
==Importance==
Soil respiration plays a significant role in the global carbon and nutrient cycles as well as being a driver for changes in climate. These roles inform our understanding of the natural world and human preservation.

===Global carbon cycling===
Soil respiration plays a critical role in the regulation of carbon cycling at the ecosystem level and at global scales. Each year approximately 120 petagrams (Pg) of carbon are taken up by land plants and a similar amount is released to the atmosphere through ecosystem respiration. The global soils contain up to 3150 Pg of carbon, of which 450 Pg exist in wetlands and 400 Pg in permanently frozen soils. The soils contain more than four times the carbon as the atmosphere. Researchers have estimated that soil respiration accounts for 77 Pg of carbon released to the atmosphere each year. This level of release is greater than the carbon release due to anthropogenic sources (56 Pg per year) such as fossil fuel burning. Thus, a small change in soil respiration can seriously alter the balance of atmosphere CO_{2} concentration versus soil carbon stores. Much like soil respiration can play a significant role in the global carbon cycle, it can also regulate global nutrient cycling.

===Nutrient cycling===
A major component of soil respiration is from the decomposition of litter which releases CO_{2} to the environment while simultaneously immobilizing or mineralizing nutrients. During decomposition, nutrients such as nitrogen are immobilized by microbes for their own growth. As these microbes are ingested or die, nitrogen is added to the soil. Nitrogen is also mineralized from the degradation of proteins and nucleic acids in litter. This mineralized nitrogen is also added to the soil. Due to these processes, the rate of nitrogen added to the soil is coupled with rates of microbial respiration. Studies have shown that rates of soil respiration were associated with rates of microbial turnover and nitrogen mineralization. Alterations of the global cycles can further act to change the climate of the planet.

[Dataset extract]:
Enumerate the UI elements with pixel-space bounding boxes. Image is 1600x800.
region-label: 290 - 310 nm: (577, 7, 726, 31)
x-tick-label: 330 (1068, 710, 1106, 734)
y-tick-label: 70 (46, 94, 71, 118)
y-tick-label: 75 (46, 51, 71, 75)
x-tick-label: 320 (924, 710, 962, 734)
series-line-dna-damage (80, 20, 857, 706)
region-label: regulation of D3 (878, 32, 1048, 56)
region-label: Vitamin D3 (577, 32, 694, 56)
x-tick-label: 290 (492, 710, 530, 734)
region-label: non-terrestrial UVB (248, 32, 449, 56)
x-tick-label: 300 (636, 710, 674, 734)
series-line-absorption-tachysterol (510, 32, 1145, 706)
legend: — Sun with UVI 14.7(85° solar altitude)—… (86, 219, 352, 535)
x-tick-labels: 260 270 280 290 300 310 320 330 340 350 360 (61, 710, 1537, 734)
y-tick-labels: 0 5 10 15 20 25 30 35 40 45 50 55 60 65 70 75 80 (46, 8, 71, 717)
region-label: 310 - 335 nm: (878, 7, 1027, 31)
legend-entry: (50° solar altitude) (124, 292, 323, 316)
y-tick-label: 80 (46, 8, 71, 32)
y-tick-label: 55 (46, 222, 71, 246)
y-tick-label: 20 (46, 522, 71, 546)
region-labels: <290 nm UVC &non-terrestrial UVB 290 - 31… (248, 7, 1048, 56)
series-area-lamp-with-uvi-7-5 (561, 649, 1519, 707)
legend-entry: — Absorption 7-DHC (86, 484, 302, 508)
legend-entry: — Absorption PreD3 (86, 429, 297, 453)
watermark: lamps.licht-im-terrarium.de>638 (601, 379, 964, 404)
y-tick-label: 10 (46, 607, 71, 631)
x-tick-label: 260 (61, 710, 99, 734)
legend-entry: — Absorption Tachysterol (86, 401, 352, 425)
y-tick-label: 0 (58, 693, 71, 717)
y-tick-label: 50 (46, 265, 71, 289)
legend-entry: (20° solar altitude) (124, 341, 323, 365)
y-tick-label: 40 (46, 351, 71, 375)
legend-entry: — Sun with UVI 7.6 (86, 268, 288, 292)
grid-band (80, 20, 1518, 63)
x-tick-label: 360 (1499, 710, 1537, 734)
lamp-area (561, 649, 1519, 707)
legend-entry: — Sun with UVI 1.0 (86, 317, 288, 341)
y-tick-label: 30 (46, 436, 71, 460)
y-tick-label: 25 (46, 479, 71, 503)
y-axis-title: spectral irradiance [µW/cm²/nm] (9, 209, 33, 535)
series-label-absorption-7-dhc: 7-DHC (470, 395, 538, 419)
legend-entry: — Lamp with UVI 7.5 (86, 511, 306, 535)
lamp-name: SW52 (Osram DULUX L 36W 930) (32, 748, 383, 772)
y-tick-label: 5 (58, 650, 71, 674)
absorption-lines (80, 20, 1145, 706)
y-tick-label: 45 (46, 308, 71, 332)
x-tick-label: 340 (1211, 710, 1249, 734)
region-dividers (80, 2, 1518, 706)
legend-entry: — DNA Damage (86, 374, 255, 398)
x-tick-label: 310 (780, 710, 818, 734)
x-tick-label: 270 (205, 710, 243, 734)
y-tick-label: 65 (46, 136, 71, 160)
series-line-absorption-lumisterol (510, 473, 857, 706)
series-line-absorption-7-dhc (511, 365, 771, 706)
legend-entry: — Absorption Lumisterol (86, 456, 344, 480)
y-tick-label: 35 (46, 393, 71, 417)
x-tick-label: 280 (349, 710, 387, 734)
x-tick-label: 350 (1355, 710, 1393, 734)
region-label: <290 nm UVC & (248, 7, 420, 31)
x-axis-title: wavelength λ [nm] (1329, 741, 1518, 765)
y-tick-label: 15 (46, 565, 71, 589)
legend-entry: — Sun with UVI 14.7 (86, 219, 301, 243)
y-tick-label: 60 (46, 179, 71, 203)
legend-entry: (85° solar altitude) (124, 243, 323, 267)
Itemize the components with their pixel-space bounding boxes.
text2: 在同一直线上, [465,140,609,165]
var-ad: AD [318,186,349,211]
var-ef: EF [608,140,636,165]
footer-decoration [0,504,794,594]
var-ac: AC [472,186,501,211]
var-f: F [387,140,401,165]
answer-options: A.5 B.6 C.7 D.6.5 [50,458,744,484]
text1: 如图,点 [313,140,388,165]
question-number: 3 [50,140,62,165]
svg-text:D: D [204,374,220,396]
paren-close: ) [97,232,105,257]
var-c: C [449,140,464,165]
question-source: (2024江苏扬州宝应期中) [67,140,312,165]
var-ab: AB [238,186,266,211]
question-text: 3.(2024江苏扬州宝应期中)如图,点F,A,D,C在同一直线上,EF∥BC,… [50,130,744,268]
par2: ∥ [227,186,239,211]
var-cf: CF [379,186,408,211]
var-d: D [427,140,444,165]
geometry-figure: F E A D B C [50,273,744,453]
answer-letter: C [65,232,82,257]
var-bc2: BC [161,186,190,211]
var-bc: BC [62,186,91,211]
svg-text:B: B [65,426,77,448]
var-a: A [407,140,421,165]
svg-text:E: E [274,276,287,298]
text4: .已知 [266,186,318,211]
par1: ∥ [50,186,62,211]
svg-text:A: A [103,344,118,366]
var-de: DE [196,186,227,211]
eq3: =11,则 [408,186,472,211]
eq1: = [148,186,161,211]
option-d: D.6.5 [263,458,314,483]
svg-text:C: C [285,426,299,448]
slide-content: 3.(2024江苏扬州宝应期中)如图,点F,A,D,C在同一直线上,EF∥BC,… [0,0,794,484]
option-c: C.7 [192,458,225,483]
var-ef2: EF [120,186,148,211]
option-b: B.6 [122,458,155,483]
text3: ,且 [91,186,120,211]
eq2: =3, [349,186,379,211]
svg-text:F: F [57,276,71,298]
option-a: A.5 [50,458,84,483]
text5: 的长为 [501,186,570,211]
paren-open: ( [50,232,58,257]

[What you need to do]:
a) From the soil respiration text, list every amount of carbon given in petagrams, together with what each amount describes.
b) Carry on the soil respiration text from the point where it stops.

[Responses per task]:
a)
- 120 Pg: carbon taken up by land plants each year
- 3150 Pg: the upper limit of carbon contained in global soils
- 450 Pg: soil carbon in wetlands
- 400 Pg: soil carbon in permanently frozen soils
- 77 Pg: carbon released to the atmosphere each year through soil respiration
- 56 Pg: carbon released each year from anthropogenic sources such as fossil fuel burning

b)
===Climate change===
As stated earlier, the CO_{2} released by soil respiration is a greenhouse gas that will continue to trap energy and increase the global mean temperature if concentrations continue to rise. As global temperature rises, so will the rate of soil respiration across the globe thereby leading to a higher concentration of CO_{2} in the atmosphere, again leading to higher global temperatures. This is an example of a positive feedback loop. It is estimated that a rise in temperature by 2 °C will lead to an additional release of 10 Pg carbon per year to the atmosphere from soil respiration. This is a larger amount than current anthropogenic carbon emissions. There also exists a possibility that this increase in temperature will release carbon stored in permanently frozen soils, which are now melting. Climate models have suggested that this positive feedback between soil respiration and temperature will lead to a decrease in soil stored carbon by the middle of the 21st century.

==Summary==
Soil respiration is a key ecosystem process that releases carbon from the soil in the form of carbon dioxide. Carbon is stored in the soil as organic matter and is respired by plants, bacteria, fungi and animals. When this respiration occurs below ground, it is considered soil respiration. Temperature, soil moisture and nitrogen all regulate the rate of this conversion from carbon in soil organic compounds to CO_{2}. Many methods are used to measure soil respiration; however, the closed dynamic chamber and use of stable isotope ratios are two of the most prevalent techniques. Humans have altered atmospheric CO_{2} levels, precipitation patterns and fertilization rates, all of which have had a significant role on soil respiration rates. The changes in these rates can alter the global carbon and nutrient cycles as well as play a significant role in climate change.